Consigna: En el texto sobre el estrés infantil, ¿puedes convertir en una lista breve el párrafo que empieza con «Especialistas señalan que», sin perder sus datos principales?

---------- Texto extraído

El estrés infantil se ha convertido en una preocupación creciente para muchas familias peruanas. Aunque suele asociarse únicamente a los adultos, hoy en día cada vez más niños presentan señales de ansiedad, irritabilidad, problemas de sueño y cambios de conducta que muchas veces pasan desapercibidos dentro del hogar.
Especialistas señalan que factores como la presión académica, el exceso de actividades, el uso constante de dispositivos electrónicos, conflictos familiares e incluso la falta de espacios de recreación pueden afectar seriamente la salud emocional de los menores.
“La mayoría de padres no identifica el estrés infantil porque creen que los niños solo están haciendo berrinches o atravesando etapas normales de crecimiento. Sin embargo, detrás de algunos cambios de comportamiento puede existir una carga emocional importante”, explica Yolanda Rivas Plata, directora y fundadora del Centro Psicológico Integral Suyaj Wasi.
Entre las señales más frecuentes del estrés infantil destacan:
- Irritabilidad constante o cambios repentinos de humor.
- Problemas para dormir o pesadillas recurrentes.
- Bajo rendimiento escolar y falta de concentración.
- Dolores de cabeza o estómago sin causa médica aparente.

--------------------
---------- Datos proporcionados

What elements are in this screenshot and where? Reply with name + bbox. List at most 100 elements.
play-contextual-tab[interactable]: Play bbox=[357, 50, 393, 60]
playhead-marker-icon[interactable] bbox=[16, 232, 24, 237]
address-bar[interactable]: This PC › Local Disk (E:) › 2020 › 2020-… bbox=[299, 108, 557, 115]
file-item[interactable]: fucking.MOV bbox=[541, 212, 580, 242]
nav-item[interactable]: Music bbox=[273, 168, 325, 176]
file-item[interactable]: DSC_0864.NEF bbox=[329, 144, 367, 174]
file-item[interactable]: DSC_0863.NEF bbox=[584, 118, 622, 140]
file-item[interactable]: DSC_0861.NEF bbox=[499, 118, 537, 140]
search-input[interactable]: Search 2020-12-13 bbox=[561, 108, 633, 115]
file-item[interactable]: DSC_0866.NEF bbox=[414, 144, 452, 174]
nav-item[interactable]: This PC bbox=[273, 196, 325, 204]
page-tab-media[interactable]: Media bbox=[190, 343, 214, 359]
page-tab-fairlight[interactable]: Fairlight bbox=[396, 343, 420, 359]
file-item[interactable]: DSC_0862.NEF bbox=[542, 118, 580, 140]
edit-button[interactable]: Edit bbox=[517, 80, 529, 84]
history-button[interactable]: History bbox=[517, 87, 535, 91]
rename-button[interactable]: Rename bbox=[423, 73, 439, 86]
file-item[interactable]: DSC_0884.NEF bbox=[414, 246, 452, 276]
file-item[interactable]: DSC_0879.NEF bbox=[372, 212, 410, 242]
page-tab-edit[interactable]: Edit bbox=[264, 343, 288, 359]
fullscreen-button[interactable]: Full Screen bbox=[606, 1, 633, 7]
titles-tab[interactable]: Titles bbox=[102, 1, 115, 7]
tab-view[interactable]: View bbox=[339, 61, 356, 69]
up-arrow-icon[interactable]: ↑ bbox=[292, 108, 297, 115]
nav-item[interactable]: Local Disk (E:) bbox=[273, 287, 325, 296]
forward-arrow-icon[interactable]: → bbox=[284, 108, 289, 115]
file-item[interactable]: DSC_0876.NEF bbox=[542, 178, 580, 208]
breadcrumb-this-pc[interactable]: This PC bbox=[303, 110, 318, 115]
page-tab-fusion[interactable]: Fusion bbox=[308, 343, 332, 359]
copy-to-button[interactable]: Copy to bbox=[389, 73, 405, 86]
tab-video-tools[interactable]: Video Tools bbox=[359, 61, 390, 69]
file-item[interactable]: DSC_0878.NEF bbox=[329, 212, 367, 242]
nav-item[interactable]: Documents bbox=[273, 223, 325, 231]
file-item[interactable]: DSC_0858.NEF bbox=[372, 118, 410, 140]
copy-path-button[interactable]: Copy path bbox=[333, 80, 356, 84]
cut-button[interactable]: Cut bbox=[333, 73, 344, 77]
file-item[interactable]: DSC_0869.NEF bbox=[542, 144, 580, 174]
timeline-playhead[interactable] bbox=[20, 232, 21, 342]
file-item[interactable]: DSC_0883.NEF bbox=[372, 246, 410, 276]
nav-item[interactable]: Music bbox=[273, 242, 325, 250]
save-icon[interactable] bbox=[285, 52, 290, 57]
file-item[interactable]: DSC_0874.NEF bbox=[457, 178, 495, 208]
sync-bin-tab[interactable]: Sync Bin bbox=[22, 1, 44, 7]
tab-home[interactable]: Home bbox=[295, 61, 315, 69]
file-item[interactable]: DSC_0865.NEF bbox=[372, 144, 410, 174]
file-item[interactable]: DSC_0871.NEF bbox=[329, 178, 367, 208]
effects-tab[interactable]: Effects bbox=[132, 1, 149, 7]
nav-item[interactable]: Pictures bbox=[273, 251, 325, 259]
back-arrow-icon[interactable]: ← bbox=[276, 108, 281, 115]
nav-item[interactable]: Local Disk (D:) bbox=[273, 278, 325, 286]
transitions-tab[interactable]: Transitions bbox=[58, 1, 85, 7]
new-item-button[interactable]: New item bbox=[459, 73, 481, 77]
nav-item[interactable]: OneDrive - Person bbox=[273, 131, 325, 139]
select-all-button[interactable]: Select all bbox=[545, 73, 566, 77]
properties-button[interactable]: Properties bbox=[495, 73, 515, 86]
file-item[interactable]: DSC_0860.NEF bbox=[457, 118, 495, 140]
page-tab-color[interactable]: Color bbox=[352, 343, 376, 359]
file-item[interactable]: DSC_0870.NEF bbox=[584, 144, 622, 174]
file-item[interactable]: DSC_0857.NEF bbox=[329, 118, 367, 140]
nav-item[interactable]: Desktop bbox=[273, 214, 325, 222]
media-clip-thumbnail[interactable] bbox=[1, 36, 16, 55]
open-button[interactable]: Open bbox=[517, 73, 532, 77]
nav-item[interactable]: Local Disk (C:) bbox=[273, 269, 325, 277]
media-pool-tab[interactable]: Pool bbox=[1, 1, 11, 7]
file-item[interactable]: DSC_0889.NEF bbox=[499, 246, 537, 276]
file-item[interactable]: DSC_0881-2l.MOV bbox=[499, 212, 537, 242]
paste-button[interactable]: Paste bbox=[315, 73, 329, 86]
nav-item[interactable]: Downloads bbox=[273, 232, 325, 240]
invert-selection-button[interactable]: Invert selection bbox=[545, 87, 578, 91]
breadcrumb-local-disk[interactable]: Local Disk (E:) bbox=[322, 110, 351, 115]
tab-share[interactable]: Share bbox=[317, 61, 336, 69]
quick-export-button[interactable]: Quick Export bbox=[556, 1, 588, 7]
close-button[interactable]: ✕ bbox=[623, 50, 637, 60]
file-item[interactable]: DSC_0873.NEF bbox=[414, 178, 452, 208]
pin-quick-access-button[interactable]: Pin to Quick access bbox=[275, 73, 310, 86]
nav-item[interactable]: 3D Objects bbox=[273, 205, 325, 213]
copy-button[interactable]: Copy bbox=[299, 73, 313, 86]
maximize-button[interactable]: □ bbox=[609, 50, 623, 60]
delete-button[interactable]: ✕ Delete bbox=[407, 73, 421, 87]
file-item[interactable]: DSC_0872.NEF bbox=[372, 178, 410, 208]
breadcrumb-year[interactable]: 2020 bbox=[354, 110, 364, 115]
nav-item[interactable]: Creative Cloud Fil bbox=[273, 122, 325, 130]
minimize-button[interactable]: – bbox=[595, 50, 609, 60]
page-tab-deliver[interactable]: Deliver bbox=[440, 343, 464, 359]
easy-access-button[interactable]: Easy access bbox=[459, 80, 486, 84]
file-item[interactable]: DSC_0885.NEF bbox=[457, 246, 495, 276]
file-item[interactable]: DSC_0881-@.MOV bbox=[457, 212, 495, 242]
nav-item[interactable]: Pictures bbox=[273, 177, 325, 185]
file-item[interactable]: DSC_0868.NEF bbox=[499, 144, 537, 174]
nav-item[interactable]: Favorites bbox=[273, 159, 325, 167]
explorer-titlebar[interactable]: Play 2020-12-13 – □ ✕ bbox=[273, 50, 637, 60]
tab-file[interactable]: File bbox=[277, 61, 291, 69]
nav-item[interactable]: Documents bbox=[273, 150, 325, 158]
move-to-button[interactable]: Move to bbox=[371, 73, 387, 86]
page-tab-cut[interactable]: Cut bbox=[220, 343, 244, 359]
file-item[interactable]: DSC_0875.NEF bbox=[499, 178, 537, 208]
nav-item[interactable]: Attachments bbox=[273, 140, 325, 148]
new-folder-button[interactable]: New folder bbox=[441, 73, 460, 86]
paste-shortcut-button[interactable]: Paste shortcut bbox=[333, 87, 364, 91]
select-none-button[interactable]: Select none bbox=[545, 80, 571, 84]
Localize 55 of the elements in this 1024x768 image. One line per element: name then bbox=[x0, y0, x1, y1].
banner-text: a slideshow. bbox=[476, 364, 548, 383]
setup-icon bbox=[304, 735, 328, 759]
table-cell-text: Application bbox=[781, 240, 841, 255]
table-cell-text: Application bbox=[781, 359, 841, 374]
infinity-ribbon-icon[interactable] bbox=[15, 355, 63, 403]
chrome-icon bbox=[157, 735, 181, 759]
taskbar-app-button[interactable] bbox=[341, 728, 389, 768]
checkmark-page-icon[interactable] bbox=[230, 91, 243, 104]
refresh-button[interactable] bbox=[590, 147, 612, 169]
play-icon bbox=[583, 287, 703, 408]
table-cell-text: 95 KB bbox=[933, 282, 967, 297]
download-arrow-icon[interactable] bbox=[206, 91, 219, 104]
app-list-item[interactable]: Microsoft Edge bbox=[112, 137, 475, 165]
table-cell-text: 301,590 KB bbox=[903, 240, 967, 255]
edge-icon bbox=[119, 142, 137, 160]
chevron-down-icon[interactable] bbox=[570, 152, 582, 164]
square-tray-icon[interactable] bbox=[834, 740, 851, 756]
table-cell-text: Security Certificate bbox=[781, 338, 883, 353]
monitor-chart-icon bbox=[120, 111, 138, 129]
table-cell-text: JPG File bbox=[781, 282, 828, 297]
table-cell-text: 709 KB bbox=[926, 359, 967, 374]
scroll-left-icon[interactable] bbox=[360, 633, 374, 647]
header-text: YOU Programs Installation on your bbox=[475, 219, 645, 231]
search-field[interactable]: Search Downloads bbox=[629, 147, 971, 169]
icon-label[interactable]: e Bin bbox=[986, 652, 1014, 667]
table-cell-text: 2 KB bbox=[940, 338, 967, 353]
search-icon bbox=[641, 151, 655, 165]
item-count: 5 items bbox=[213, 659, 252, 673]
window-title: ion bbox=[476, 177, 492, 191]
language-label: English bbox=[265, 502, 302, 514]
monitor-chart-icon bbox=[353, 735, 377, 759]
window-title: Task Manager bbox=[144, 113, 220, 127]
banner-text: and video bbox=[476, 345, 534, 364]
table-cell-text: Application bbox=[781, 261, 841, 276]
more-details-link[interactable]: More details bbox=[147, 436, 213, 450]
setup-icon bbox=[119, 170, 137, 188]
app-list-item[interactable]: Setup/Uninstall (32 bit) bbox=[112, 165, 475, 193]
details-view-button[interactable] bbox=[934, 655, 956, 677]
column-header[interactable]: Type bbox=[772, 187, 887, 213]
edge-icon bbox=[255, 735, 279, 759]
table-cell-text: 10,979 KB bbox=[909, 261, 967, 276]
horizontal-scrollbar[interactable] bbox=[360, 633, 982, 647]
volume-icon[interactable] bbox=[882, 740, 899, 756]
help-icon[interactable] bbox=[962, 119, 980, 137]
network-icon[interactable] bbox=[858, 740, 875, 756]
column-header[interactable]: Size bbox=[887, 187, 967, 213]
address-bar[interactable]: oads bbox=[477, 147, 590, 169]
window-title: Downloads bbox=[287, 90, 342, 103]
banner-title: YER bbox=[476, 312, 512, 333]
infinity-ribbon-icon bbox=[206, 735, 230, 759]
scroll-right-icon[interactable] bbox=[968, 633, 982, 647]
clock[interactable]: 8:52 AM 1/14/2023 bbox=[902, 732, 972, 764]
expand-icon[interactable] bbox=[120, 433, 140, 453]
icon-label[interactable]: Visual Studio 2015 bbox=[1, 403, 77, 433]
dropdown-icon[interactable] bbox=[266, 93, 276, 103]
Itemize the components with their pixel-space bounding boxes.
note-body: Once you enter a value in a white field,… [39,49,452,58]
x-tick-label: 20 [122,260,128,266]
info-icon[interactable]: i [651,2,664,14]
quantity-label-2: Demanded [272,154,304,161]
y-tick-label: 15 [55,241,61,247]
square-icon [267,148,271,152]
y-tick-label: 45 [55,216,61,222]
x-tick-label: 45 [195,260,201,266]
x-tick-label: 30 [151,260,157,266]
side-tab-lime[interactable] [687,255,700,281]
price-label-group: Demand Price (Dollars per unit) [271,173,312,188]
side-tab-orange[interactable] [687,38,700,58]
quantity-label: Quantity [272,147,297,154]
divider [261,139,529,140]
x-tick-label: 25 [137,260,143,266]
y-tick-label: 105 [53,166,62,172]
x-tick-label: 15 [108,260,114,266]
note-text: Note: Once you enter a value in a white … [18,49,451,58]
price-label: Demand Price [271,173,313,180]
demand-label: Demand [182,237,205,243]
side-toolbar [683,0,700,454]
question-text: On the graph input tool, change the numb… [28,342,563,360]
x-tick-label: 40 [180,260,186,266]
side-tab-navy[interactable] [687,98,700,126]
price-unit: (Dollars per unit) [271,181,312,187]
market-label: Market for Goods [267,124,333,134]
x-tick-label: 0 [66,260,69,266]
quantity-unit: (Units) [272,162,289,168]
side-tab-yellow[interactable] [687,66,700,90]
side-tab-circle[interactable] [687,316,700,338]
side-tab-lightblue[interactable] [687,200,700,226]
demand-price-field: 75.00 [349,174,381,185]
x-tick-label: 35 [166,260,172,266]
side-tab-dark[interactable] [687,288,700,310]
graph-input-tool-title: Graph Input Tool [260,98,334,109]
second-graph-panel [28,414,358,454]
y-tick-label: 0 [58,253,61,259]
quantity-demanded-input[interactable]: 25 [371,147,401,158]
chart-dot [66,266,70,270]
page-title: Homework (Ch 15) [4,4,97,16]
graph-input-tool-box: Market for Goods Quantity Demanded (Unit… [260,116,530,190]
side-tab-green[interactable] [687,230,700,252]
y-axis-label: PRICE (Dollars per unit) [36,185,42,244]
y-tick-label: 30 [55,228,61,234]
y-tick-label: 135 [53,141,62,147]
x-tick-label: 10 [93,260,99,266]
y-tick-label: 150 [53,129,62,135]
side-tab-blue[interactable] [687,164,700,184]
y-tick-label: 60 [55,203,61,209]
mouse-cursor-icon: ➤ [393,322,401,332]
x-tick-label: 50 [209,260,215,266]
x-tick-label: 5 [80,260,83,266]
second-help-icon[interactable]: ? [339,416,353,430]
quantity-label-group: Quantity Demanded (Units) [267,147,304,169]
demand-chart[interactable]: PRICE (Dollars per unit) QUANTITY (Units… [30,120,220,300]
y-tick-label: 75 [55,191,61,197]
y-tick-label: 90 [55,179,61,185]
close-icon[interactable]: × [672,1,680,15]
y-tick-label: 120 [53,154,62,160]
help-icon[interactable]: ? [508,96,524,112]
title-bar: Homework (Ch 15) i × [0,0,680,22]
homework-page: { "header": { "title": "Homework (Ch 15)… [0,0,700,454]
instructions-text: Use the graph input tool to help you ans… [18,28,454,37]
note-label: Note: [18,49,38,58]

--------------------

Respuesta:
Según los especialistas, estos factores pueden afectar seriamente la salud emocional de los menores:
- La presión académica.
- El exceso de actividades.
- El uso constante de dispositivos electrónicos.
- Los conflictos familiares.
- La falta de espacios de recreación.